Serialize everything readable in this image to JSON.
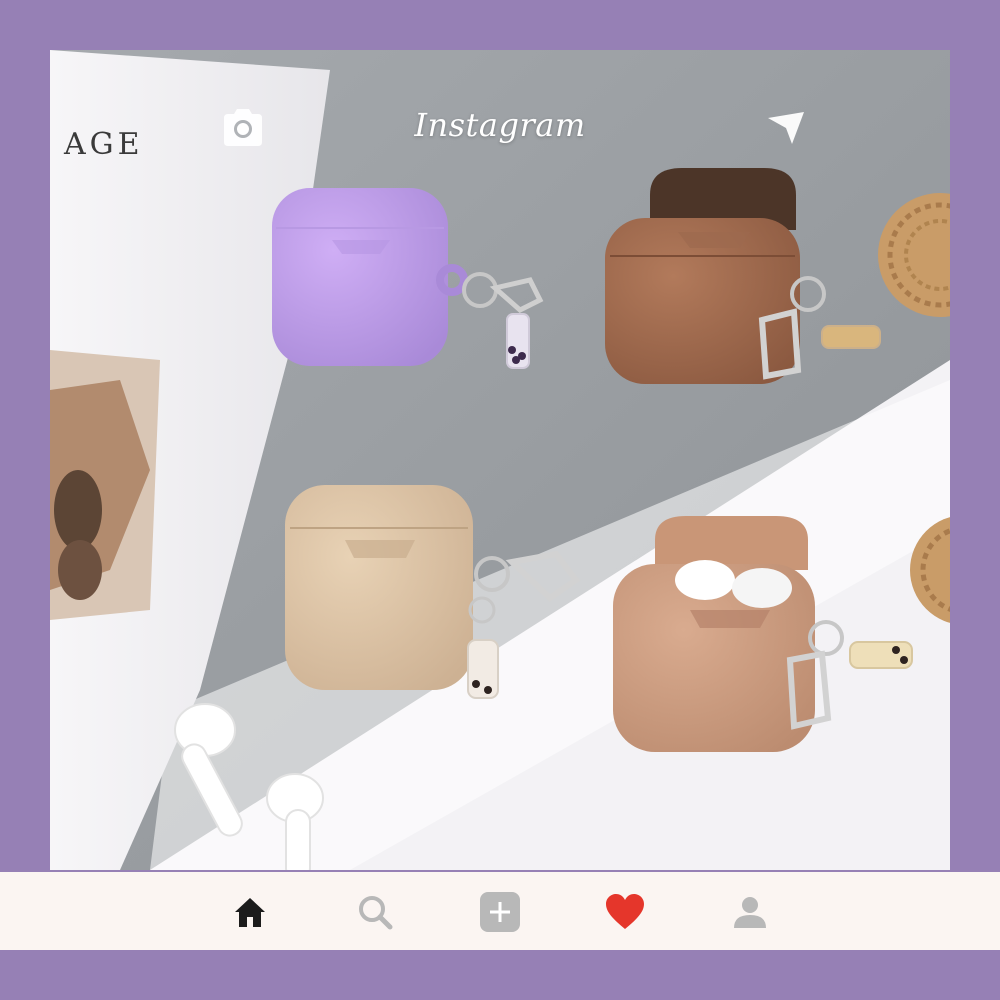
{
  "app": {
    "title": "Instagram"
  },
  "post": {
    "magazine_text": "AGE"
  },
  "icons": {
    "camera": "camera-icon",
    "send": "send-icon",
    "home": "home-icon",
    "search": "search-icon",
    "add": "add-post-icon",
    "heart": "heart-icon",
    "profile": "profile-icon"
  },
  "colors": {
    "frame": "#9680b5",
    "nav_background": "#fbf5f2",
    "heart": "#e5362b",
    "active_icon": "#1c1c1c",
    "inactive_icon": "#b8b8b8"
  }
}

* * *

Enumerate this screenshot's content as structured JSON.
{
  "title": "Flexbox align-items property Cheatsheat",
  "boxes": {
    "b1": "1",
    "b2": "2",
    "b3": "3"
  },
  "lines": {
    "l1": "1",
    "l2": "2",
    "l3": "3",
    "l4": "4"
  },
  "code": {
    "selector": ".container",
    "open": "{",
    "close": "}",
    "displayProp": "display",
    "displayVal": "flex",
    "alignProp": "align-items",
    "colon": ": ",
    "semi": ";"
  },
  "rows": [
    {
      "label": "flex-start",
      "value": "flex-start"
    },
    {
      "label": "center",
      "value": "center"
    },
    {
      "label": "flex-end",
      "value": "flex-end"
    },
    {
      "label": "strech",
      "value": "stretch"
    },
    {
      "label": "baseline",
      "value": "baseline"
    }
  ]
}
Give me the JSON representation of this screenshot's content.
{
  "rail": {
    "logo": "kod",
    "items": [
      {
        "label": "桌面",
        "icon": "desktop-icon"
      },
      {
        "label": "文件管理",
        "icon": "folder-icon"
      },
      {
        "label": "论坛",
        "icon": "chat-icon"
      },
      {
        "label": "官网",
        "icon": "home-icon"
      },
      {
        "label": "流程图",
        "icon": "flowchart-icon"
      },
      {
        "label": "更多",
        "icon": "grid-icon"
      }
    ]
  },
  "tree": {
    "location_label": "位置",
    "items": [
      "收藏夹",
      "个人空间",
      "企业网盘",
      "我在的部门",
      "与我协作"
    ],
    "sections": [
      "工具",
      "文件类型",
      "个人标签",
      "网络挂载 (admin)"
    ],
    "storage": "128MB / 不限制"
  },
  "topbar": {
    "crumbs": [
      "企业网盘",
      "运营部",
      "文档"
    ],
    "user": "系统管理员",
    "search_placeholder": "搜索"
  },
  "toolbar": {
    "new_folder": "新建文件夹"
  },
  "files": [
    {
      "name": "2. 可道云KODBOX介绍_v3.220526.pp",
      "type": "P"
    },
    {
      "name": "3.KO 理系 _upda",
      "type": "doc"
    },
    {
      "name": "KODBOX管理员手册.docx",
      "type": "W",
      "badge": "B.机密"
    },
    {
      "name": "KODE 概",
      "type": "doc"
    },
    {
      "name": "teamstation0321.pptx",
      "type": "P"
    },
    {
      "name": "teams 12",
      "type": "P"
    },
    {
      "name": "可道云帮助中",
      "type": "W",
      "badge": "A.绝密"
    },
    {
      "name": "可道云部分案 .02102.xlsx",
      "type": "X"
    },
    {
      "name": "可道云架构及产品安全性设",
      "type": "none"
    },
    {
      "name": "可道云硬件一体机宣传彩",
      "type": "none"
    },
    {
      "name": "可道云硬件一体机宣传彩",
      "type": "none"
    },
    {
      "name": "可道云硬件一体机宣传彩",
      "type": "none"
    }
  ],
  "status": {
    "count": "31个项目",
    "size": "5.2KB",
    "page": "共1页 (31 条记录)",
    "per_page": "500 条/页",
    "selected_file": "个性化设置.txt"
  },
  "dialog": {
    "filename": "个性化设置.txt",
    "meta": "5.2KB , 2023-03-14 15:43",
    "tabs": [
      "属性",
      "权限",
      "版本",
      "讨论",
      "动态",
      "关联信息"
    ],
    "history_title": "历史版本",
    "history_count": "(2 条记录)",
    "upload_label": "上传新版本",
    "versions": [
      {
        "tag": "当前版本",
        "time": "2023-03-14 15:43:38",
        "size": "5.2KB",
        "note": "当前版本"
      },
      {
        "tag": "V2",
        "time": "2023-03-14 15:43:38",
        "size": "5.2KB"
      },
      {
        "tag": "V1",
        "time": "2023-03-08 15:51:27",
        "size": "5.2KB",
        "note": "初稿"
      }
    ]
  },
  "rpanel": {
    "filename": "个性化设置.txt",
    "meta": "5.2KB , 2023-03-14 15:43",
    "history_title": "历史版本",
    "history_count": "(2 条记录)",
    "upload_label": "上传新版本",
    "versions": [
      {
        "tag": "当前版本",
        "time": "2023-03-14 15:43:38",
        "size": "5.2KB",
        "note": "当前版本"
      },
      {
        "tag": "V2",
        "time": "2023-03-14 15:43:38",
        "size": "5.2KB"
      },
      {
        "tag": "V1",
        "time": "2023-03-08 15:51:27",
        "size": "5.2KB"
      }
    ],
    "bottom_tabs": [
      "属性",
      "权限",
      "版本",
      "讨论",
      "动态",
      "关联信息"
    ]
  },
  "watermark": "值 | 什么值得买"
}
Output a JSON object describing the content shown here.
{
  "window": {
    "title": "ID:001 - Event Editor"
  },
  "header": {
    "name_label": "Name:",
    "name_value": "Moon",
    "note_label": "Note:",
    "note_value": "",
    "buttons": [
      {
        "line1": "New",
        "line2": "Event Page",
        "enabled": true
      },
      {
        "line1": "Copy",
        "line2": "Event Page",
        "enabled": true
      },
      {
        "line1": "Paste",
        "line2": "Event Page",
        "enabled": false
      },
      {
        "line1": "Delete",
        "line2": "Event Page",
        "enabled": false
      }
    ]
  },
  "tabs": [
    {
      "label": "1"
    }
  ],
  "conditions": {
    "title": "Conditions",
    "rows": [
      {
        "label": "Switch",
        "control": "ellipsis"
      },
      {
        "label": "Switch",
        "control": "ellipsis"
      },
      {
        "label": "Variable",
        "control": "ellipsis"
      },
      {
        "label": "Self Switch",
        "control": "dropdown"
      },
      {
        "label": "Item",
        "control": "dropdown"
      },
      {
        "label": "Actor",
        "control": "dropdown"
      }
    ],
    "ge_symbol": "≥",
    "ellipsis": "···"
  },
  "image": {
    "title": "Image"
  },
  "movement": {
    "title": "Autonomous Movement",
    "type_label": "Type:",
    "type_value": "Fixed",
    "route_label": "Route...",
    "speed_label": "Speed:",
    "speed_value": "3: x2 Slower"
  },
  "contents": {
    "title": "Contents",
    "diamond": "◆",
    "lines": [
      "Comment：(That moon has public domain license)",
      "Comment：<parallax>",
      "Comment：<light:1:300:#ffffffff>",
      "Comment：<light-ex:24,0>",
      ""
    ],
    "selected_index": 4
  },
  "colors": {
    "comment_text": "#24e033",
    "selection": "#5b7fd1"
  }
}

§ **Problem statement**:
Using the material above, gather every line that includes "this".

§ **The result**:
Serialize everything readable in this image to JSON.
Enumerate this screenshot's content as structured JSON.
Give me the JSON representation of this screenshot's content.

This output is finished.